The task:
Filter the data for lines with the word "name", then copy every line so identified.

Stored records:
* * * * * * * * *

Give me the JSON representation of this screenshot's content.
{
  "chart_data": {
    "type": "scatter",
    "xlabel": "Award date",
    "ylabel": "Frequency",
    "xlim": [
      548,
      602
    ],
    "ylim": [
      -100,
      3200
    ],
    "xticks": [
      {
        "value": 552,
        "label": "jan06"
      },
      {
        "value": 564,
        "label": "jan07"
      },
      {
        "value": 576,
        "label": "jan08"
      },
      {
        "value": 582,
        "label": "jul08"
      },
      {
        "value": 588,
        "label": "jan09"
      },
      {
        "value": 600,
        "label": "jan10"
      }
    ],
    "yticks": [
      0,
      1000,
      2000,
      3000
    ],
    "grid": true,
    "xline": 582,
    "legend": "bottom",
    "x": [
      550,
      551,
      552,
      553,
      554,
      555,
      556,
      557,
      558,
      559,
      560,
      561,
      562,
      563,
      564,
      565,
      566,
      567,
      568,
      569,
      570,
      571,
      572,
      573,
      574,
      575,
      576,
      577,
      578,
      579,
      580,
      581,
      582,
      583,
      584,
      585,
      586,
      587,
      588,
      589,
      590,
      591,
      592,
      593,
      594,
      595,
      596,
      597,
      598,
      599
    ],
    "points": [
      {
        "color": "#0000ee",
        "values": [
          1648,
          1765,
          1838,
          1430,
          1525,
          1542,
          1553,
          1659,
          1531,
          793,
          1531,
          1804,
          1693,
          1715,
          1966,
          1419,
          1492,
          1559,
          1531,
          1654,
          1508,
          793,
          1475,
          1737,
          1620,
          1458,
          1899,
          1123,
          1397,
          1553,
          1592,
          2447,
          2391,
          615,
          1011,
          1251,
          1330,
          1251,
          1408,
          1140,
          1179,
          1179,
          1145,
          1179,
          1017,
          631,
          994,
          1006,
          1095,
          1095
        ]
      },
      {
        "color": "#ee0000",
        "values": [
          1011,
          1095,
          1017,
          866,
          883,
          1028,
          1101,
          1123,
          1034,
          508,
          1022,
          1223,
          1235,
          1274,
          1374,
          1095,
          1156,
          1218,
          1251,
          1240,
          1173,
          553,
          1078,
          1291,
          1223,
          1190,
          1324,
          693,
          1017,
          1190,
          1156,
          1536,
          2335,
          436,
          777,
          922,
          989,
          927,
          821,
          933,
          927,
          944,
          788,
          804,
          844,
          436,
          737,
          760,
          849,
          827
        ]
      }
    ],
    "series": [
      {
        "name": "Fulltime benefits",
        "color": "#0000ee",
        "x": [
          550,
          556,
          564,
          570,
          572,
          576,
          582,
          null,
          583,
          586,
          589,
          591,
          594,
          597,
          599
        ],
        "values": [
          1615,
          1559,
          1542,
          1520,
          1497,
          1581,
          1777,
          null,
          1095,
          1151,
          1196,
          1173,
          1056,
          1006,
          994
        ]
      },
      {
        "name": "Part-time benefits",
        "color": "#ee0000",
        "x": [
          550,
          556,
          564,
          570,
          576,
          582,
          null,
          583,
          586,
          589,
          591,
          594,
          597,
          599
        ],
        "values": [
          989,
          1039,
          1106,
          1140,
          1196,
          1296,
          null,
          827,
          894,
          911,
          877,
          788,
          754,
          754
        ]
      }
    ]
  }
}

* * * * * * * * *

Completed exercise:
        "name": "Fulltime benefits",
        "name": "Part-time benefits",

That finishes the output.